## TO BE DONE:
Print the full listing exactly.

Records from a collection of figures:
■ ■ ■ ■

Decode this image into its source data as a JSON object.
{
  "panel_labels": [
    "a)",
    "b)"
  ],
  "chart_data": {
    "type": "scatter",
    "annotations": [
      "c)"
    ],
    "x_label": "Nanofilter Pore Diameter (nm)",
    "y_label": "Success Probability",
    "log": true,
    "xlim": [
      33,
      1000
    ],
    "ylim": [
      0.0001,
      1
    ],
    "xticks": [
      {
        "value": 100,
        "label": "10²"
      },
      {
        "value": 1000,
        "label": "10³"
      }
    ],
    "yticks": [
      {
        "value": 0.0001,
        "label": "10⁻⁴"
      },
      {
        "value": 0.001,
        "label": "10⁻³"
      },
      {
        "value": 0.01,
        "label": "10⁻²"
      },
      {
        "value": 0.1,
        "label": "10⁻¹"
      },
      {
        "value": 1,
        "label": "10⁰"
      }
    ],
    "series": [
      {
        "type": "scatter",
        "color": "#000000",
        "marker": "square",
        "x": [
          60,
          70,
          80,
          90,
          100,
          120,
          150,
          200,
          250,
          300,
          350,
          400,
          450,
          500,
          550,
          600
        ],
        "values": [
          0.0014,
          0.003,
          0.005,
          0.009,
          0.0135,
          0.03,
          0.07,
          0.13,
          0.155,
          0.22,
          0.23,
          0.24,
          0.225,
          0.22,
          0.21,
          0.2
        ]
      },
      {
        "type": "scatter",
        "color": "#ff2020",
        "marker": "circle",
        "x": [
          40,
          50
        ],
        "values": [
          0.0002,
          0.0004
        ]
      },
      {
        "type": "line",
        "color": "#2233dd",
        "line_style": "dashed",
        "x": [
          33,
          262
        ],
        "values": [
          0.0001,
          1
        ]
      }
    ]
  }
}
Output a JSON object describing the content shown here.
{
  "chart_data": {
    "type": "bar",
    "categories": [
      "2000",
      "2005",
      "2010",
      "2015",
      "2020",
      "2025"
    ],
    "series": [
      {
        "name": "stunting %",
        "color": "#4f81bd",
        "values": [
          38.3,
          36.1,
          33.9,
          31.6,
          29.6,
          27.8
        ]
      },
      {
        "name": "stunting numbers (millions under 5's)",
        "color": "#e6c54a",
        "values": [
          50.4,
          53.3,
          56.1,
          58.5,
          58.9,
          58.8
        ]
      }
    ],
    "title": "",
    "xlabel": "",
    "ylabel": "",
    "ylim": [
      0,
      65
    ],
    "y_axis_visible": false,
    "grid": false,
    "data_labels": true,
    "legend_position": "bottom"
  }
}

■ ■ ■ ■

## REPLY:
Decode this image into its source data as a JSON object.
{
  "panel_labels": [
    "a)",
    "b)"
  ],
  "chart_data": {
    "type": "scatter",
    "annotations": [
      "c)"
    ],
    "x_label": "Nanofilter Pore Diameter (nm)",
    "y_label": "Success Probability",
    "log": true,
    "xlim": [
      33,
      1000
    ],
    "ylim": [
      0.0001,
      1
    ],
    "xticks": [
      {
        "value": 100,
        "label": "10²"
      },
      {
        "value": 1000,
        "label": "10³"
      }
    ],
    "yticks": [
      {
        "value": 0.0001,
        "label": "10⁻⁴"
      },
      {
        "value": 0.001,
        "label": "10⁻³"
      },
      {
        "value": 0.01,
        "label": "10⁻²"
      },
      {
        "value": 0.1,
        "label": "10⁻¹"
      },
      {
        "value": 1,
        "label": "10⁰"
      }
    ],
    "series": [
      {
        "type": "scatter",
        "color": "#000000",
        "marker": "square",
        "x": [
          60,
          70,
          80,
          90,
          100,
          120,
          150,
          200,
          250,
          300,
          350,
          400,
          450,
          500,
          550,
          600
        ],
        "values": [
          0.0014,
          0.003,
          0.005,
          0.009,
          0.0135,
          0.03,
          0.07,
          0.13,
          0.155,
          0.22,
          0.23,
          0.24,
          0.225,
          0.22,
          0.21,
          0.2
        ]
      },
      {
        "type": "scatter",
        "color": "#ff2020",
        "marker": "circle",
        "x": [
          40,
          50
        ],
        "values": [
          0.0002,
          0.0004
        ]
      },
      {
        "type": "line",
        "color": "#2233dd",
        "line_style": "dashed",
        "x": [
          33,
          262
        ],
        "values": [
          0.0001,
          1
        ]
      }
    ]
  }
}
Output a JSON object describing the content shown here.
{
  "chart_data": {
    "type": "bar",
    "categories": [
      "2000",
      "2005",
      "2010",
      "2015",
      "2020",
      "2025"
    ],
    "series": [
      {
        "name": "stunting %",
        "color": "#4f81bd",
        "values": [
          38.3,
          36.1,
          33.9,
          31.6,
          29.6,
          27.8
        ]
      },
      {
        "name": "stunting numbers (millions under 5's)",
        "color": "#e6c54a",
        "values": [
          50.4,
          53.3,
          56.1,
          58.5,
          58.9,
          58.8
        ]
      }
    ],
    "title": "",
    "xlabel": "",
    "ylabel": "",
    "ylim": [
      0,
      65
    ],
    "y_axis_visible": false,
    "grid": false,
    "data_labels": true,
    "legend_position": "bottom"
  }
}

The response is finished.